#### Input records ####

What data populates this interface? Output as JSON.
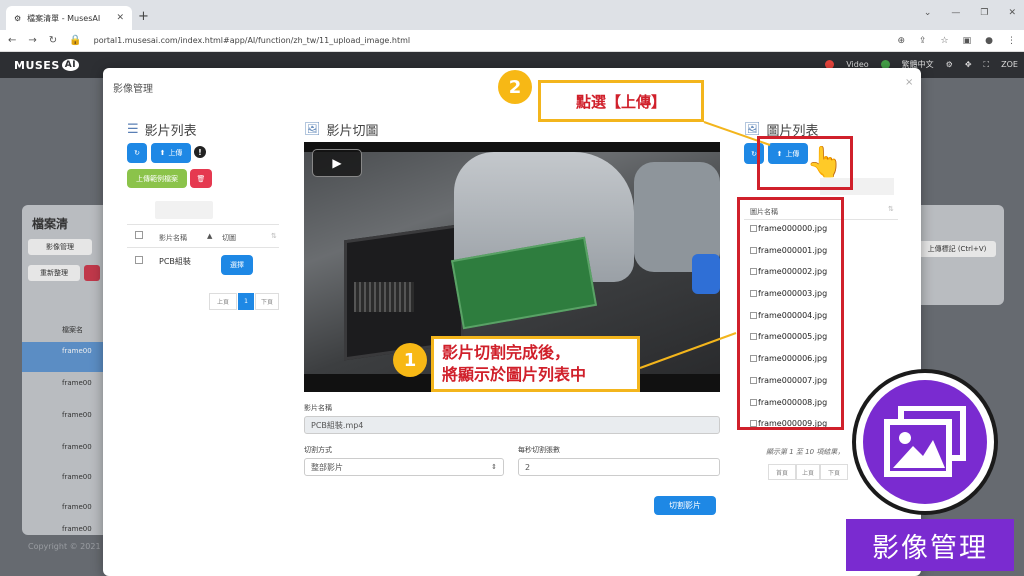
{
  "browser": {
    "tab_title": "檔案清單 - MusesAI",
    "url": "portal1.musesai.com/index.html#app/AI/function/zh_tw/11_upload_image.html"
  },
  "app": {
    "logo_text": "MUSES",
    "logo_ai": "AI",
    "video_menu": "Video",
    "lang_menu": "繁體中文",
    "user": "ZOE"
  },
  "background": {
    "card_title": "檔案清",
    "btn_img_mgmt": "影像管理",
    "btn_refresh": "重新整理",
    "col_name": "檔案名",
    "rows": [
      "frame00",
      "frame00",
      "frame00",
      "frame00",
      "frame00",
      "frame00",
      "frame00"
    ],
    "right_hint": "上傳標記 (Ctrl+V)",
    "copyright": "Copyright © 2021 -"
  },
  "modal": {
    "title": "影像管理",
    "close": "×"
  },
  "video_list": {
    "title": "影片列表",
    "upload_label": "上傳",
    "upload_sample_label": "上傳範例檔案",
    "col_name": "影片名稱",
    "col_cut": "切圖",
    "rows": [
      {
        "name": "PCB組裝",
        "action": "選擇"
      }
    ],
    "pager": {
      "prev": "上頁",
      "current": "1",
      "next": "下頁"
    }
  },
  "video_cut": {
    "title": "影片切圖",
    "video_name_label": "影片名稱",
    "video_name_value": "PCB組裝.mp4",
    "cut_mode_label": "切割方式",
    "cut_mode_value": "整部影片",
    "per_sec_label": "每秒切割張數",
    "per_sec_value": "2",
    "cut_button": "切割影片"
  },
  "image_list": {
    "title": "圖片列表",
    "upload_label": "上傳",
    "col_name": "圖片名稱",
    "items": [
      "frame000000.jpg",
      "frame000001.jpg",
      "frame000002.jpg",
      "frame000003.jpg",
      "frame000004.jpg",
      "frame000005.jpg",
      "frame000006.jpg",
      "frame000007.jpg",
      "frame000008.jpg",
      "frame000009.jpg"
    ],
    "summary": "顯示第 1 至 10 項結果，",
    "pager": {
      "first": "首頁",
      "prev": "上頁",
      "next": "下頁"
    }
  },
  "annotations": {
    "step1_number": "1",
    "step1_text_line1": "影片切割完成後，",
    "step1_text_line2": "將顯示於圖片列表中",
    "step2_number": "2",
    "step2_text": "點選【上傳】",
    "badge_label": "影像管理"
  },
  "colors": {
    "primary_blue": "#1e88e5",
    "annotation_red": "#d0202b",
    "annotation_yellow": "#f7b815",
    "badge_purple": "#7a2bd0",
    "green": "#8bc34a"
  }
}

####

→ **Required task**: Give the material again exactly as it is, but keep the pictures out.

→ **Answer for the task**:
What data populates this interface? Output as JSON.
{
  "browser": {
    "tab_title": "檔案清單 - MusesAI",
    "url": "portal1.musesai.com/index.html#app/AI/function/zh_tw/11_upload_image.html"
  },
  "app": {
    "logo_text": "MUSES",
    "logo_ai": "AI",
    "video_menu": "Video",
    "lang_menu": "繁體中文",
    "user": "ZOE"
  },
  "background": {
    "card_title": "檔案清",
    "btn_img_mgmt": "影像管理",
    "btn_refresh": "重新整理",
    "col_name": "檔案名",
    "rows": [
      "frame00",
      "frame00",
      "frame00",
      "frame00",
      "frame00",
      "frame00",
      "frame00"
    ],
    "right_hint": "上傳標記 (Ctrl+V)",
    "copyright": "Copyright © 2021 -"
  },
  "modal": {
    "title": "影像管理",
    "close": "×"
  },
  "video_list": {
    "title": "影片列表",
    "upload_label": "上傳",
    "upload_sample_label": "上傳範例檔案",
    "col_name": "影片名稱",
    "col_cut": "切圖",
    "rows": [
      {
        "name": "PCB組裝",
        "action": "選擇"
      }
    ],
    "pager": {
      "prev": "上頁",
      "current": "1",
      "next": "下頁"
    }
  },
  "video_cut": {
    "title": "影片切圖",
    "video_name_label": "影片名稱",
    "video_name_value": "PCB組裝.mp4",
    "cut_mode_label": "切割方式",
    "cut_mode_value": "整部影片",
    "per_sec_label": "每秒切割張數",
    "per_sec_value": "2",
    "cut_button": "切割影片"
  },
  "image_list": {
    "title": "圖片列表",
    "upload_label": "上傳",
    "col_name": "圖片名稱",
    "items": [
      "frame000000.jpg",
      "frame000001.jpg",
      "frame000002.jpg",
      "frame000003.jpg",
      "frame000004.jpg",
      "frame000005.jpg",
      "frame000006.jpg",
      "frame000007.jpg",
      "frame000008.jpg",
      "frame000009.jpg"
    ],
    "summary": "顯示第 1 至 10 項結果，",
    "pager": {
      "first": "首頁",
      "prev": "上頁",
      "next": "下頁"
    }
  },
  "annotations": {
    "step1_number": "1",
    "step1_text_line1": "影片切割完成後，",
    "step1_text_line2": "將顯示於圖片列表中",
    "step2_number": "2",
    "step2_text": "點選【上傳】",
    "badge_label": "影像管理"
  },
  "colors": {
    "primary_blue": "#1e88e5",
    "annotation_red": "#d0202b",
    "annotation_yellow": "#f7b815",
    "badge_purple": "#7a2bd0",
    "green": "#8bc34a"
  }
}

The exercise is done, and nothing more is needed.